» **STATED GOAL**: Your task is to locate every line holding the string "community" and to copy each of them.

» **RECORD SET**:
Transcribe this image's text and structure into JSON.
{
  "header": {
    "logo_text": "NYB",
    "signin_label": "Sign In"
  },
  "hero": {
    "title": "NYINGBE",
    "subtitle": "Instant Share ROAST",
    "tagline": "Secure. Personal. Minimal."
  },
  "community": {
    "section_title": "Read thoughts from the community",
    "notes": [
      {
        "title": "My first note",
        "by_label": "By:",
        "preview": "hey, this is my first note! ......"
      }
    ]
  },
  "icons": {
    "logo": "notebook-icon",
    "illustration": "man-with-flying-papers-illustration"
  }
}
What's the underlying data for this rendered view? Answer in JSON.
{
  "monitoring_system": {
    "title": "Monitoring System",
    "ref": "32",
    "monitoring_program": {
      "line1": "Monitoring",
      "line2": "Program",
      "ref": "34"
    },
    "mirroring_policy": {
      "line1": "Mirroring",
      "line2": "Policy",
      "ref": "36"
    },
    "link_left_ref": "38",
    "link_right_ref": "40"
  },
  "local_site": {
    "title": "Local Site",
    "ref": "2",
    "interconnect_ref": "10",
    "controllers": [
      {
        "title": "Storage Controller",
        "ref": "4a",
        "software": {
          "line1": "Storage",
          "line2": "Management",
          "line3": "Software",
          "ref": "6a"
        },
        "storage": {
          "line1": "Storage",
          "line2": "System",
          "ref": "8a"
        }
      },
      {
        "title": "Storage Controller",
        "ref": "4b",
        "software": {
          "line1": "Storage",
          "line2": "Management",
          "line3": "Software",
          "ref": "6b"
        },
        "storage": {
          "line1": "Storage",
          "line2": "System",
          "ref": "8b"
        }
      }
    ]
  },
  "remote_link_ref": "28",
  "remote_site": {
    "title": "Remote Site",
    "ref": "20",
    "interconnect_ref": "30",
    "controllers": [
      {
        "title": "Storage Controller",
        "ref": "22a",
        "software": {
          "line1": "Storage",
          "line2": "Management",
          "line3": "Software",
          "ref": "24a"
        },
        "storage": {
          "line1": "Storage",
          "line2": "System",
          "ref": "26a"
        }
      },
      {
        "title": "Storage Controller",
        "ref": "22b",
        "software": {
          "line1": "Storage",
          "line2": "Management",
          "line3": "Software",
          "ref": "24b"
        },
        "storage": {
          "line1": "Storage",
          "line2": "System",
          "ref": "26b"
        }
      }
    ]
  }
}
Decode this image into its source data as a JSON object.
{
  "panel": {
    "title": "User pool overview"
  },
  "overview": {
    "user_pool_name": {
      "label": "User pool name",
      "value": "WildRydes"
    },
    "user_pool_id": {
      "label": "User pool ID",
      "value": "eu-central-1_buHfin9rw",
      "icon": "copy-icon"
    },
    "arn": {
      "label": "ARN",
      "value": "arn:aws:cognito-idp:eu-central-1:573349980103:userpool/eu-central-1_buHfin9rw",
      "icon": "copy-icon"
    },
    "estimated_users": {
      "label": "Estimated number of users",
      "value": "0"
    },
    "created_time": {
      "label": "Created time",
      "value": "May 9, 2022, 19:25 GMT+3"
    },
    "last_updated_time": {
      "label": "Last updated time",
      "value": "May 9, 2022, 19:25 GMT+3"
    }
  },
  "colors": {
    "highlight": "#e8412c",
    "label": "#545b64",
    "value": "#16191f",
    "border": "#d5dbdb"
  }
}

» **FINISHED ANSWER**:
  "community": {
    "section_title": "Read thoughts from the community",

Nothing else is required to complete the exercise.